■ The exercise: Copy out, unchanged, the lines between the one holding "506, 725, 525]" and the one holding "76, 644, 97]", inclusive.

- - - - -

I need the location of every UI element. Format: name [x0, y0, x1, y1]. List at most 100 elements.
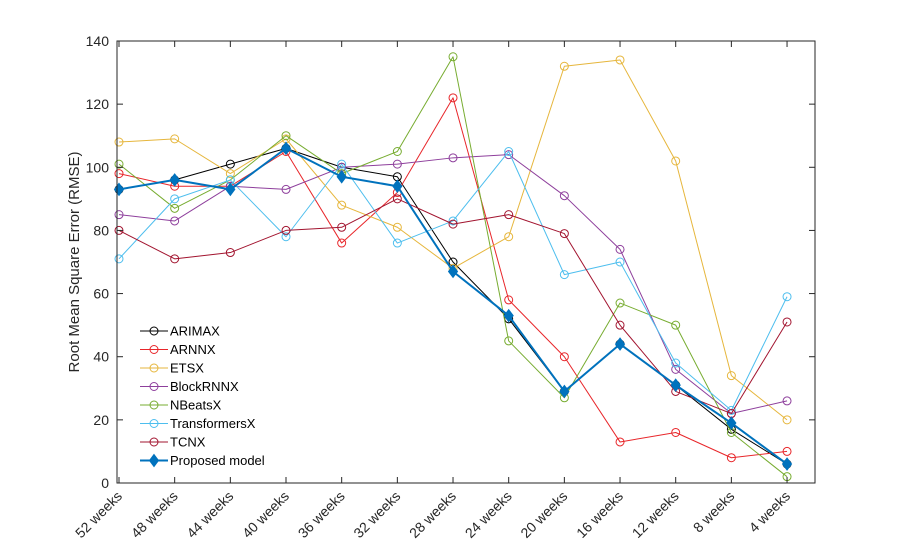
x-tick-label: 4 weeks	[746, 488, 794, 536]
data-point-nbeatsx	[504, 336, 514, 346]
data-point-proposed-model	[781, 457, 793, 471]
legend: ARIMAX ARNNX ETSX BlockRNNX NBeatsX Transform…	[140, 324, 265, 468]
data-point-proposed-model	[336, 169, 347, 184]
x-tick-label: 48 weeks	[128, 488, 181, 541]
data-point-transformersx	[782, 292, 792, 302]
data-point-proposed-model	[670, 378, 681, 392]
data-point-arnnx	[782, 446, 792, 456]
data-point-tcnx	[559, 229, 569, 239]
y-axis-label: Root Mean Square Error (RMSE)	[66, 152, 83, 373]
data-point-nbeatsx	[448, 52, 458, 62]
data-point-etsx	[225, 169, 235, 179]
y-tick-label: 20	[93, 412, 109, 428]
data-point-etsx	[671, 156, 681, 166]
legend-marker	[149, 345, 159, 354]
legend-item-arimax: ARIMAX	[140, 324, 220, 339]
data-point-proposed-model	[169, 173, 180, 187]
data-point-proposed-model	[280, 141, 292, 156]
data-point-blockrnnx	[615, 244, 625, 254]
x-tick-label: 24 weeks	[462, 488, 515, 541]
legend-marker	[149, 326, 159, 336]
legend-marker	[148, 453, 160, 468]
legend-item-blockrnnx: BlockRNNX	[140, 379, 239, 394]
legend-item-arnnx: ARNNX	[140, 342, 216, 357]
data-point-tcnx	[615, 320, 625, 330]
data-point-proposed-model	[559, 384, 570, 399]
data-point-tcnx	[504, 210, 514, 220]
data-point-etsx	[726, 371, 736, 381]
data-point-etsx	[392, 222, 402, 232]
data-point-arnnx	[448, 93, 458, 103]
data-point-etsx	[504, 232, 514, 242]
legend-item-nbeatsx: NBeatsX	[140, 398, 222, 413]
data-point-transformersx	[504, 147, 514, 156]
data-point-transformersx	[170, 194, 180, 204]
data-point-nbeatsx	[114, 159, 124, 169]
series-group	[113, 52, 793, 482]
data-point-proposed-model	[225, 182, 236, 197]
legend-item-proposed-model: Proposed model	[140, 453, 265, 468]
data-point-arnnx	[615, 437, 625, 447]
legend-marker	[149, 382, 159, 391]
data-point-blockrnnx	[392, 159, 402, 169]
data-point-arnnx	[114, 169, 124, 179]
data-point-nbeatsx	[392, 147, 402, 156]
data-point-transformersx	[671, 358, 681, 368]
data-point-etsx	[114, 137, 124, 147]
data-point-tcnx	[782, 317, 792, 327]
data-point-etsx	[615, 55, 625, 65]
x-tick-label: 28 weeks	[406, 488, 459, 541]
y-tick-label: 120	[86, 96, 110, 112]
data-point-etsx	[337, 200, 347, 210]
data-point-etsx	[782, 415, 792, 425]
legend-label: NBeatsX	[170, 398, 222, 413]
data-point-transformersx	[392, 238, 402, 248]
data-point-proposed-model	[726, 416, 737, 430]
legend-marker	[149, 419, 159, 428]
data-point-tcnx	[337, 222, 347, 232]
legend-label: Proposed model	[170, 453, 265, 468]
data-point-blockrnnx	[782, 396, 792, 406]
y-tick-label: 80	[93, 222, 109, 238]
data-point-blockrnnx	[671, 364, 681, 374]
data-point-blockrnnx	[504, 150, 514, 160]
data-point-transformersx	[448, 216, 458, 226]
legend-marker	[149, 400, 159, 410]
data-point-arnnx	[559, 352, 569, 362]
plot-area	[117, 41, 815, 483]
legend-marker	[149, 363, 159, 373]
legend-item-tcnx: TCNX	[140, 435, 206, 450]
data-point-tcnx	[281, 225, 291, 235]
x-tick-label: 40 weeks	[239, 488, 292, 541]
legend-label: TransformersX	[170, 416, 256, 431]
x-tick-label: 16 weeks	[573, 488, 626, 541]
legend-label: ARNNX	[170, 342, 216, 357]
data-point-transformersx	[337, 159, 347, 169]
data-point-transformersx	[281, 232, 291, 242]
data-point-tcnx	[225, 248, 235, 258]
data-point-arnnx	[671, 427, 681, 437]
data-point-blockrnnx	[114, 210, 124, 220]
axes-box	[116, 40, 816, 484]
data-point-etsx	[170, 134, 180, 144]
data-point-proposed-model	[614, 337, 626, 351]
series-line-transformersx	[118, 151, 788, 411]
x-tick-label: 20 weeks	[517, 488, 570, 541]
y-tick-label: 100	[86, 159, 110, 175]
data-point-etsx	[559, 61, 569, 71]
data-point-arnnx	[337, 238, 347, 248]
data-point-nbeatsx	[671, 320, 681, 330]
y-tick-label: 60	[93, 286, 109, 302]
data-point-transformersx	[114, 254, 124, 264]
series-transformersx	[114, 147, 792, 415]
y-tick-label: 0	[101, 475, 109, 491]
data-point-transformersx	[726, 405, 736, 415]
y-tick-label: 140	[86, 33, 110, 49]
data-point-tcnx	[170, 254, 180, 264]
data-point-blockrnnx	[559, 191, 569, 201]
data-point-proposed-model	[392, 179, 403, 194]
data-point-proposed-model	[503, 308, 514, 323]
x-tick-label: 32 weeks	[350, 488, 403, 541]
data-point-tcnx	[448, 219, 458, 229]
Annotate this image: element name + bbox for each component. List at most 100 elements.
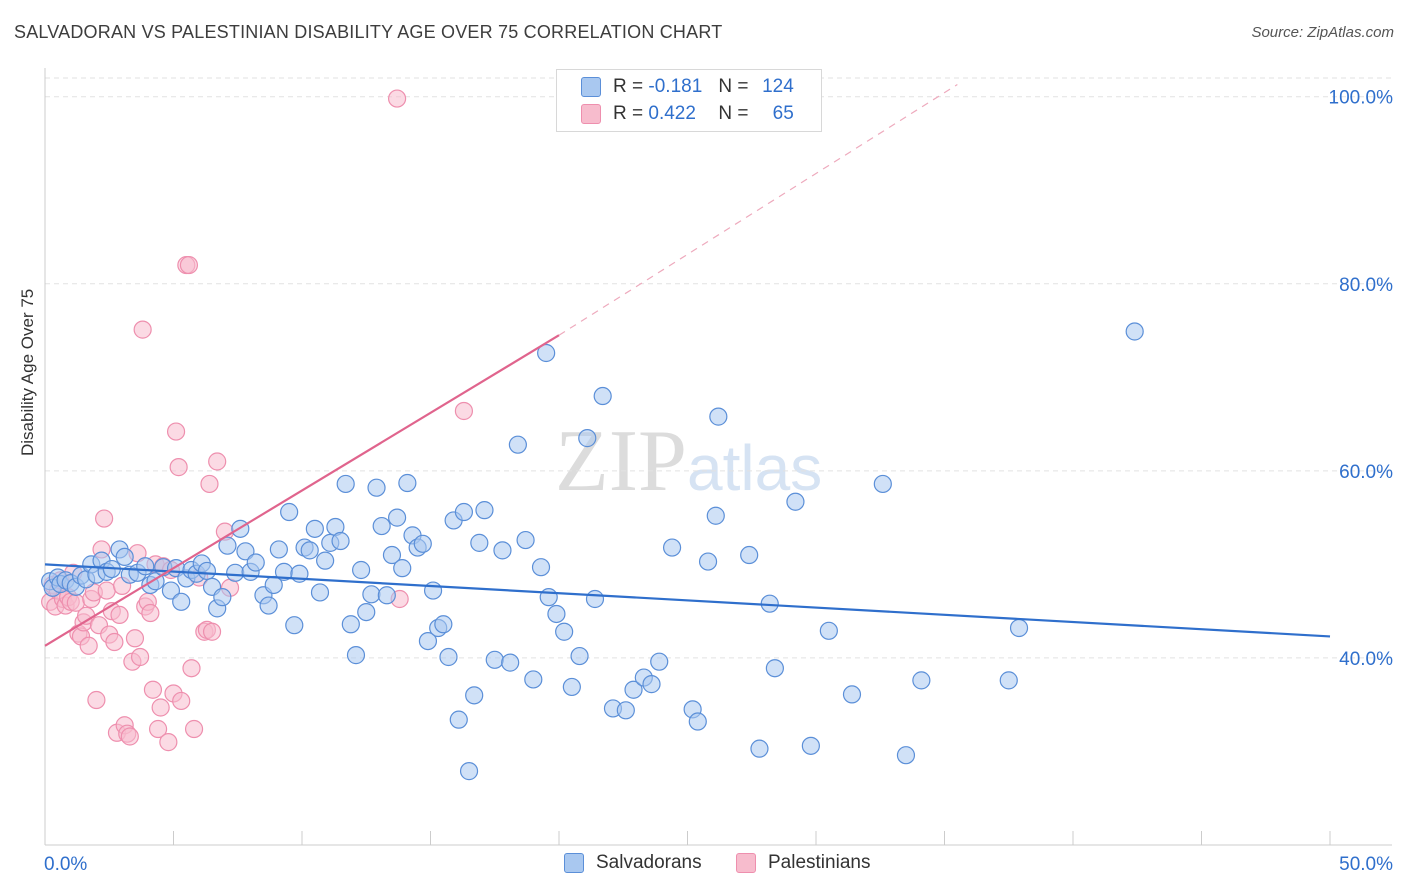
salvadoran-point-108	[706, 506, 725, 525]
salvadoran-point-86	[508, 435, 527, 454]
salvadoran-point-50	[310, 583, 330, 602]
palestinian-legend-swatch	[736, 853, 756, 873]
palestinian-point-22	[97, 581, 116, 600]
salvadoran-point-61	[367, 478, 386, 497]
palestinian-point-39	[141, 603, 160, 623]
salvadoran-point-106	[688, 712, 707, 731]
palestinian-points	[41, 89, 474, 752]
salvadoran-point-42	[269, 540, 288, 559]
salvadoran-point-70	[413, 534, 432, 553]
salvadoran-point-24	[172, 592, 191, 611]
salvadoran-point-87	[516, 530, 535, 550]
salvadoran-r-label: R =	[613, 76, 644, 97]
salvadoran-point-57	[346, 646, 366, 665]
salvadoran-point-117	[842, 685, 862, 704]
tick-labels: 40.0% 60.0% 80.0% 100.0% 0.0% 50.0%	[44, 88, 1393, 875]
salvadoran-point-65	[387, 508, 407, 527]
salvadoran-point-94	[570, 646, 589, 666]
salvadoran-point-80	[465, 686, 484, 705]
y-tick-label-1: 60.0%	[1339, 462, 1393, 483]
salvadoran-point-15	[115, 547, 134, 567]
palestinian-point-64	[454, 401, 474, 421]
legend-item-palestinians[interactable]: Palestinians	[736, 852, 870, 874]
salvadoran-point-109	[709, 407, 728, 426]
salvadoran-point-111	[750, 739, 769, 758]
salvadoran-point-104	[662, 538, 682, 557]
salvadoran-point-120	[912, 671, 931, 690]
salvadoran-point-99	[616, 701, 635, 720]
salvadoran-point-59	[357, 602, 376, 622]
palestinian-point-35	[130, 647, 150, 667]
salvadoran-point-84	[493, 541, 512, 560]
salvadoran-point-100	[624, 680, 643, 699]
palestinian-legend-label: Palestinians	[768, 852, 871, 873]
palestinian-point-59	[202, 622, 222, 641]
salvadoran-point-88	[524, 670, 543, 689]
stats-legend: R = -0.181 N = 124 R = 0.422 N = 65	[556, 69, 822, 132]
palestinian-point-42	[148, 719, 168, 739]
palestinian-point-52	[179, 255, 199, 275]
salvadoran-point-91	[547, 604, 566, 624]
salvadoran-point-90	[539, 588, 558, 607]
salvadoran-point-75	[439, 647, 458, 667]
salvadoran-point-114	[786, 492, 805, 511]
trend-lines	[44, 84, 1331, 647]
y-tick-label-3: 100.0%	[1329, 88, 1394, 109]
salvadoran-point-38	[246, 553, 265, 572]
salvadoran-point-96	[585, 589, 605, 609]
palestinian-point-40	[143, 680, 163, 699]
salvadoran-point-118	[873, 474, 892, 494]
salvadoran-legend-swatch	[564, 853, 584, 873]
palestinian-point-31	[120, 727, 139, 746]
salvadoran-point-56	[341, 615, 360, 634]
salvadoran-point-18	[136, 557, 155, 576]
salvadoran-points	[41, 322, 1144, 781]
salvadoran-r-value: -0.181	[648, 76, 703, 97]
salvadoran-point-97	[593, 386, 612, 406]
palestinian-r-label: R =	[613, 103, 644, 124]
salvadoran-point-121	[999, 671, 1018, 690]
salvadoran-point-89	[531, 558, 551, 577]
chart-title: SALVADORAN VS PALESTINIAN DISABILITY AGE…	[14, 22, 723, 42]
salvadoran-point-123	[1125, 322, 1144, 341]
palestinian-point-45	[159, 733, 178, 752]
salvadoran-point-34	[226, 563, 245, 582]
salvadoran-point-82	[475, 501, 494, 520]
salvadoran-point-93	[562, 677, 581, 697]
salvadoran-point-79	[459, 762, 479, 781]
palestinian-point-33	[125, 629, 145, 648]
salvadoran-point-83	[485, 650, 504, 669]
palestinian-point-54	[184, 719, 204, 739]
salvadoran-point-74	[434, 615, 453, 634]
salvadoran-point-122	[1009, 618, 1029, 638]
salvadoran-point-32	[213, 588, 232, 607]
salvadoran-point-113	[765, 659, 784, 678]
salvadoran-point-44	[280, 502, 299, 522]
palestinian-point-49	[169, 458, 188, 477]
salvadoran-point-40	[259, 596, 278, 615]
legend-item-salvadorans[interactable]: Salvadorans	[564, 852, 702, 874]
salvadoran-point-81	[470, 533, 489, 552]
watermark: ZIPatlas	[555, 413, 822, 510]
salvadoran-point-33	[218, 536, 237, 555]
y-tick-label-2: 80.0%	[1339, 275, 1393, 296]
salvadoran-point-55	[336, 474, 355, 494]
salvadoran-point-36	[236, 542, 255, 561]
salvadoran-point-64	[382, 545, 402, 565]
palestinian-r-value: 0.422	[648, 103, 696, 124]
palestinian-point-25	[105, 632, 124, 652]
salvadoran-point-63	[377, 586, 396, 605]
axes	[44, 68, 1392, 846]
salvadoran-n-value: 124	[762, 76, 794, 97]
salvadoran-point-124	[537, 343, 556, 363]
palestinian-point-48	[166, 422, 186, 441]
salvadoran-point-107	[698, 552, 718, 571]
palestinian-point-53	[182, 659, 201, 678]
palestinian-point-43	[151, 698, 170, 717]
salvadoran-point-54	[331, 531, 350, 551]
palestinian-trend-line	[44, 334, 560, 647]
salvadoran-point-77	[449, 710, 468, 729]
palestinian-point-27	[110, 605, 129, 625]
salvadoran-point-85	[501, 653, 520, 672]
salvadoran-point-49	[305, 519, 324, 538]
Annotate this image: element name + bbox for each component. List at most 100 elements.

- - - - -

■ Output for this exercise:
salvadoran-point-108	[706, 506, 725, 525]
salvadoran-point-86	[508, 435, 527, 454]
salvadoran-point-50	[310, 583, 330, 602]
palestinian-legend-swatch	[736, 853, 756, 873]
palestinian-point-22	[97, 581, 116, 600]
salvadoran-point-61	[367, 478, 386, 497]
palestinian-point-39	[141, 603, 160, 623]
salvadoran-point-106	[688, 712, 707, 731]
palestinian-points	[41, 89, 474, 752]
salvadoran-point-42	[269, 540, 288, 559]
salvadoran-point-70	[413, 534, 432, 553]
salvadoran-point-24	[172, 592, 191, 611]
salvadoran-point-87	[516, 530, 535, 550]
salvadoran-r-label: R =	[613, 76, 644, 97]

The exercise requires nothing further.